*** Entries shown

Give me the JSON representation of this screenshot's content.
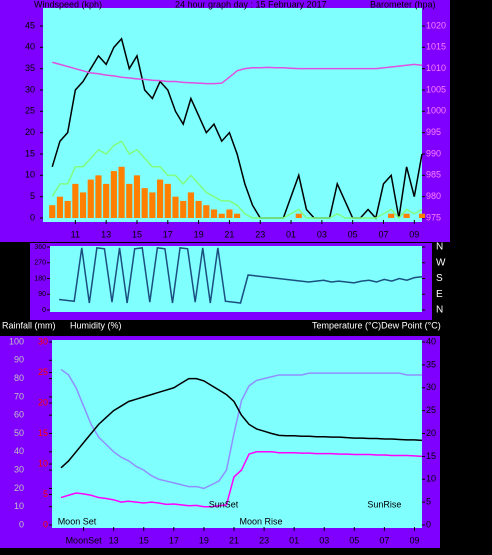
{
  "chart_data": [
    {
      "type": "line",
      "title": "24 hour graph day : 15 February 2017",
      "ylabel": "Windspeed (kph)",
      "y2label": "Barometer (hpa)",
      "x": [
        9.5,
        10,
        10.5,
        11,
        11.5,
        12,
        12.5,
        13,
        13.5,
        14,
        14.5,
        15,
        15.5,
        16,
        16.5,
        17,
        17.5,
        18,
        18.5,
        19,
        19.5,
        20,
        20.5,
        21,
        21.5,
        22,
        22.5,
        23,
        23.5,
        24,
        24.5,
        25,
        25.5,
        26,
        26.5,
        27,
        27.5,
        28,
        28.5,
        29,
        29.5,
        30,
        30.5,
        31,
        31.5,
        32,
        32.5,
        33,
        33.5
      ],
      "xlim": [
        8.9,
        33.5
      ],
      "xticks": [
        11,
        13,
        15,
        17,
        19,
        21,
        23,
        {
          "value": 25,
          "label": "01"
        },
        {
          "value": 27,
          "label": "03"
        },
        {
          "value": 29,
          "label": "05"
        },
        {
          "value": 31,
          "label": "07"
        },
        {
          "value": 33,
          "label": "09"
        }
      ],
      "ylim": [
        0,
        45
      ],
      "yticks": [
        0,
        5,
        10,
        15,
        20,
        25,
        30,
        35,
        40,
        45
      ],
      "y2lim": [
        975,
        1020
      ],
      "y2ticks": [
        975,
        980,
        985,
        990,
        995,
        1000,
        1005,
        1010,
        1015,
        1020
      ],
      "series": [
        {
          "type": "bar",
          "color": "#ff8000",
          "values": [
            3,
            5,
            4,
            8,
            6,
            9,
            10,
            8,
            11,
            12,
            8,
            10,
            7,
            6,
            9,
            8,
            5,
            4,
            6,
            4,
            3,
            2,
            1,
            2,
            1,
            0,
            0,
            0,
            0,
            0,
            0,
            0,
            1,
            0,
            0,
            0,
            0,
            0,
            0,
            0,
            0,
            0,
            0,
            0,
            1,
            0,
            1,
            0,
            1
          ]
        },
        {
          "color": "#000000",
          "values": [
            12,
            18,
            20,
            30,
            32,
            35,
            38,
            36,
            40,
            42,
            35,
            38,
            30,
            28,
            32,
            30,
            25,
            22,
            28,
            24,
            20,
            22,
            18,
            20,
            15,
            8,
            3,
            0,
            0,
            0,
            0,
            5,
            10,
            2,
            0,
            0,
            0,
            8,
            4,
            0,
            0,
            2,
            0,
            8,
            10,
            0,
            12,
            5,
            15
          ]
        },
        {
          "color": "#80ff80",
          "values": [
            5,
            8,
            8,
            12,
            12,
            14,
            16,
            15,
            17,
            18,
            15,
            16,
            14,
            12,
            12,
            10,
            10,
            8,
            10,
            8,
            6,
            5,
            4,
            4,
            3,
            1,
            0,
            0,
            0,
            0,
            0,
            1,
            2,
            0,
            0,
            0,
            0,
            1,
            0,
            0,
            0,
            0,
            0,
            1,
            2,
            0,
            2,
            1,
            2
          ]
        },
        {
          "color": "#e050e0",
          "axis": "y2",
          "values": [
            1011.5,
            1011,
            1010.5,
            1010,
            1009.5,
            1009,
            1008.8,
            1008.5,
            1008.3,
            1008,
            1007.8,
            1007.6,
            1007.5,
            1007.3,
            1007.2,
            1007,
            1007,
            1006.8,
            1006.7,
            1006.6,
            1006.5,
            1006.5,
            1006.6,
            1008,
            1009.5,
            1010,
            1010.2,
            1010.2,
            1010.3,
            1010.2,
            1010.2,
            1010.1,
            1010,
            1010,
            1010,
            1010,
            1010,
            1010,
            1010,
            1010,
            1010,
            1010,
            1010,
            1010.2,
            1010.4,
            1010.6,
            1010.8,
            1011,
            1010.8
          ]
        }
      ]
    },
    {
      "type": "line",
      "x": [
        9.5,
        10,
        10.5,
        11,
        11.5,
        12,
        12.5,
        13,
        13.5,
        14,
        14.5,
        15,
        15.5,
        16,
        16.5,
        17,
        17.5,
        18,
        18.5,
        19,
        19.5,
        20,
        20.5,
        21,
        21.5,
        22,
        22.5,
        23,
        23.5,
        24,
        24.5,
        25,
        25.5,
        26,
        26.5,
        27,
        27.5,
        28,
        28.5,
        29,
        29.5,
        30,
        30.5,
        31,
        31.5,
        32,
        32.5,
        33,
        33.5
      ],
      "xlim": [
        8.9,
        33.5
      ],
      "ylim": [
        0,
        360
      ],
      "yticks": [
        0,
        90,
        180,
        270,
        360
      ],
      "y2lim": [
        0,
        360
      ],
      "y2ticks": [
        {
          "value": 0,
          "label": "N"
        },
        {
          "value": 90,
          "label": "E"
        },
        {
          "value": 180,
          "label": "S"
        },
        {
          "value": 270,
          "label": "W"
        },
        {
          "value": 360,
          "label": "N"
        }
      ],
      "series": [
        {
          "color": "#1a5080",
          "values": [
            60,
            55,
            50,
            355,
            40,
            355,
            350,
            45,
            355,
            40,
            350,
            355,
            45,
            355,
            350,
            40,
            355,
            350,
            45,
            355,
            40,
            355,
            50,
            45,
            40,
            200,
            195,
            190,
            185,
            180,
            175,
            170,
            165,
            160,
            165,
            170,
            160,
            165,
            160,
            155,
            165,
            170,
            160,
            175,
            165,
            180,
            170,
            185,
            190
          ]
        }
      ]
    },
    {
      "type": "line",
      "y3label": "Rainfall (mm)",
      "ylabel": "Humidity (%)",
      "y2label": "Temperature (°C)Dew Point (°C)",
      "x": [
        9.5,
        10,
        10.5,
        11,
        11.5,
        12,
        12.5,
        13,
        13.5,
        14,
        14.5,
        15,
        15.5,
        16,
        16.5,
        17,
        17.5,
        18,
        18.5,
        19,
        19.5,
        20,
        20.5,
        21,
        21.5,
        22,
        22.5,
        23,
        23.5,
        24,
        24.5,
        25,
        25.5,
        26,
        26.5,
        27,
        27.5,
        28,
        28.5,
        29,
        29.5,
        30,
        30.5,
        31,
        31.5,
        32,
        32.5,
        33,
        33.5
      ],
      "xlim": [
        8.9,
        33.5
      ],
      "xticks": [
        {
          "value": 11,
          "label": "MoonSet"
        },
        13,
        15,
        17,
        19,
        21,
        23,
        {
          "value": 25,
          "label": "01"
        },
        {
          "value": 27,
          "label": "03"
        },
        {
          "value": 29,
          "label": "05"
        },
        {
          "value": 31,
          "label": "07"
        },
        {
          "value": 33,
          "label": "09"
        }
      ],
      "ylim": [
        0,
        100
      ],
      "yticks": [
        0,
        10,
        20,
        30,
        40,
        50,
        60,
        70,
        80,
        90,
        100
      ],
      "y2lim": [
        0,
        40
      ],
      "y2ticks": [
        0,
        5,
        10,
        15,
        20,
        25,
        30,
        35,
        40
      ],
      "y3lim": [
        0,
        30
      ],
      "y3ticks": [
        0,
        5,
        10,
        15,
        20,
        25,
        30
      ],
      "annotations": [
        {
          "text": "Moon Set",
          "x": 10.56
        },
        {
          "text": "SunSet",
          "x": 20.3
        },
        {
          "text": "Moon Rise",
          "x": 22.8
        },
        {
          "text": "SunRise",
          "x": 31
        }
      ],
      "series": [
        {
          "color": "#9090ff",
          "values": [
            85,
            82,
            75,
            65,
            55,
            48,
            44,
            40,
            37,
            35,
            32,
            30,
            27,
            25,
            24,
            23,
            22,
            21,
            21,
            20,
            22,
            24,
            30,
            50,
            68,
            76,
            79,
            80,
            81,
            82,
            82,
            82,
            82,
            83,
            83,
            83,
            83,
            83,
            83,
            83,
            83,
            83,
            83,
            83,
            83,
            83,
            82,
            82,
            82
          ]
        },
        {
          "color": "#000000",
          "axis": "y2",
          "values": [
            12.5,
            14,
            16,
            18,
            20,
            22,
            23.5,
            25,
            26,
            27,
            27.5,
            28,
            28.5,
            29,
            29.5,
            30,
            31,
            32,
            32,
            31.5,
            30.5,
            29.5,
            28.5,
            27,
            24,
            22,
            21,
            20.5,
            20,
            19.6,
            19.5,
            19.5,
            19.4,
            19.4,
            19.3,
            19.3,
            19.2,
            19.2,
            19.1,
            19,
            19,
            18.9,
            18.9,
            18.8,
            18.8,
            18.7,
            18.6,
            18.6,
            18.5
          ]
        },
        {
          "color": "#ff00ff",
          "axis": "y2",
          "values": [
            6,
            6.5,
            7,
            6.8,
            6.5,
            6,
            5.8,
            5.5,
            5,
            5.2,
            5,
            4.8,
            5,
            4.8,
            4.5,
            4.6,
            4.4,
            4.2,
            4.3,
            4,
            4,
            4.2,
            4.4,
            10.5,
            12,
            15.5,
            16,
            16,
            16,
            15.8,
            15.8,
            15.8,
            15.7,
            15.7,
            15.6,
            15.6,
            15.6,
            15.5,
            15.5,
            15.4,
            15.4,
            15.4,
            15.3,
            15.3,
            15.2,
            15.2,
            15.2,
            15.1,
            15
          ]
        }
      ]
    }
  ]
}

******

What this task involves
Write down only how many lines in the listing contain the word "color".

Written solution
8